**DO THIS**
Leaving the pictures aside, transcribe every line below exactly.

Excerpts from a figure dataset:
--- Start ---
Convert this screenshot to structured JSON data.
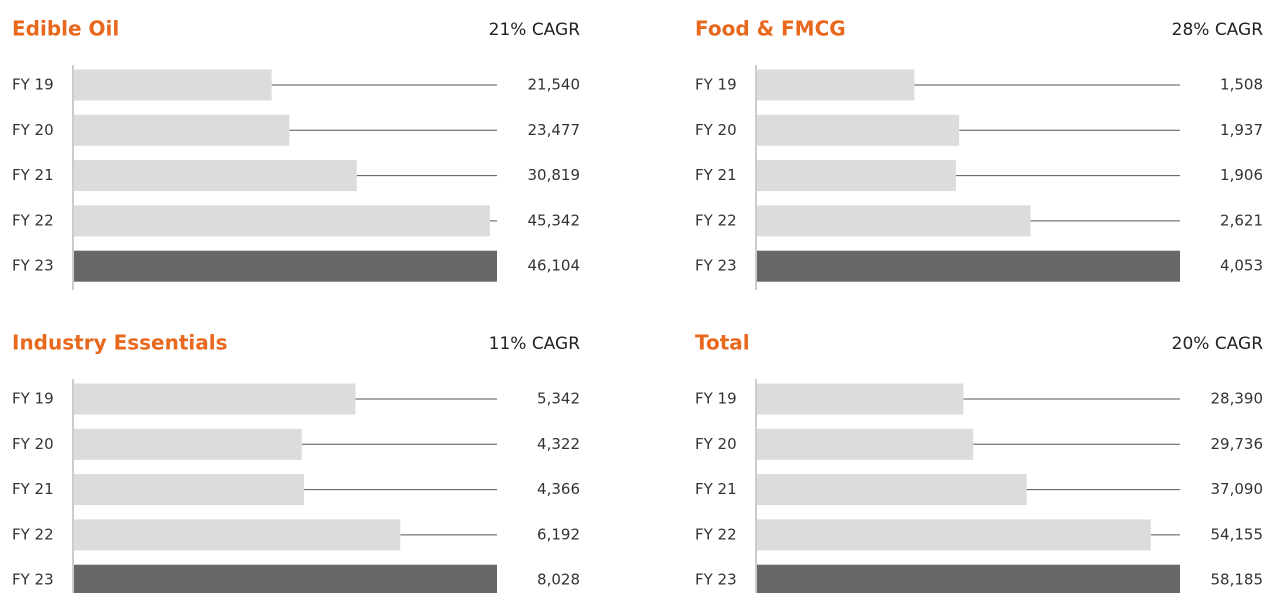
{
  "chart_data": [
    {
      "type": "bar",
      "title": "Edible Oil",
      "subtitle": "21% CAGR",
      "categories": [
        "FY 19",
        "FY 20",
        "FY 21",
        "FY 22",
        "FY 23"
      ],
      "values": [
        21540,
        23477,
        30819,
        45342,
        46104
      ],
      "value_labels": [
        "21,540",
        "23,477",
        "30,819",
        "45,342",
        "46,104"
      ],
      "colors": [
        "#dcdcdc",
        "#dcdcdc",
        "#dcdcdc",
        "#dcdcdc",
        "#676767"
      ]
    },
    {
      "type": "bar",
      "title": "Food & FMCG",
      "subtitle": "28% CAGR",
      "categories": [
        "FY 19",
        "FY 20",
        "FY 21",
        "FY 22",
        "FY 23"
      ],
      "values": [
        1508,
        1937,
        1906,
        2621,
        4053
      ],
      "value_labels": [
        "1,508",
        "1,937",
        "1,906",
        "2,621",
        "4,053"
      ],
      "colors": [
        "#dcdcdc",
        "#dcdcdc",
        "#dcdcdc",
        "#dcdcdc",
        "#676767"
      ]
    },
    {
      "type": "bar",
      "title": "Industry Essentials",
      "subtitle": "11% CAGR",
      "categories": [
        "FY 19",
        "FY 20",
        "FY 21",
        "FY 22",
        "FY 23"
      ],
      "values": [
        5342,
        4322,
        4366,
        6192,
        8028
      ],
      "value_labels": [
        "5,342",
        "4,322",
        "4,366",
        "6,192",
        "8,028"
      ],
      "colors": [
        "#dcdcdc",
        "#dcdcdc",
        "#dcdcdc",
        "#dcdcdc",
        "#676767"
      ]
    },
    {
      "type": "bar",
      "title": "Total",
      "subtitle": "20% CAGR",
      "categories": [
        "FY 19",
        "FY 20",
        "FY 21",
        "FY 22",
        "FY 23"
      ],
      "values": [
        28390,
        29736,
        37090,
        54155,
        58185
      ],
      "value_labels": [
        "28,390",
        "29,736",
        "37,090",
        "54,155",
        "58,185"
      ],
      "colors": [
        "#dcdcdc",
        "#dcdcdc",
        "#dcdcdc",
        "#dcdcdc",
        "#676767"
      ]
    }
  ]
}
--- End ---
**EXPECTED ANSWER**
Convert this screenshot to structured JSON data.
{
  "chart_data": [
    {
      "type": "bar",
      "title": "Edible Oil",
      "subtitle": "21% CAGR",
      "categories": [
        "FY 19",
        "FY 20",
        "FY 21",
        "FY 22",
        "FY 23"
      ],
      "values": [
        21540,
        23477,
        30819,
        45342,
        46104
      ],
      "value_labels": [
        "21,540",
        "23,477",
        "30,819",
        "45,342",
        "46,104"
      ],
      "colors": [
        "#dcdcdc",
        "#dcdcdc",
        "#dcdcdc",
        "#dcdcdc",
        "#676767"
      ]
    },
    {
      "type": "bar",
      "title": "Food & FMCG",
      "subtitle": "28% CAGR",
      "categories": [
        "FY 19",
        "FY 20",
        "FY 21",
        "FY 22",
        "FY 23"
      ],
      "values": [
        1508,
        1937,
        1906,
        2621,
        4053
      ],
      "value_labels": [
        "1,508",
        "1,937",
        "1,906",
        "2,621",
        "4,053"
      ],
      "colors": [
        "#dcdcdc",
        "#dcdcdc",
        "#dcdcdc",
        "#dcdcdc",
        "#676767"
      ]
    },
    {
      "type": "bar",
      "title": "Industry Essentials",
      "subtitle": "11% CAGR",
      "categories": [
        "FY 19",
        "FY 20",
        "FY 21",
        "FY 22",
        "FY 23"
      ],
      "values": [
        5342,
        4322,
        4366,
        6192,
        8028
      ],
      "value_labels": [
        "5,342",
        "4,322",
        "4,366",
        "6,192",
        "8,028"
      ],
      "colors": [
        "#dcdcdc",
        "#dcdcdc",
        "#dcdcdc",
        "#dcdcdc",
        "#676767"
      ]
    },
    {
      "type": "bar",
      "title": "Total",
      "subtitle": "20% CAGR",
      "categories": [
        "FY 19",
        "FY 20",
        "FY 21",
        "FY 22",
        "FY 23"
      ],
      "values": [
        28390,
        29736,
        37090,
        54155,
        58185
      ],
      "value_labels": [
        "28,390",
        "29,736",
        "37,090",
        "54,155",
        "58,185"
      ],
      "colors": [
        "#dcdcdc",
        "#dcdcdc",
        "#dcdcdc",
        "#dcdcdc",
        "#676767"
      ]
    }
  ]
}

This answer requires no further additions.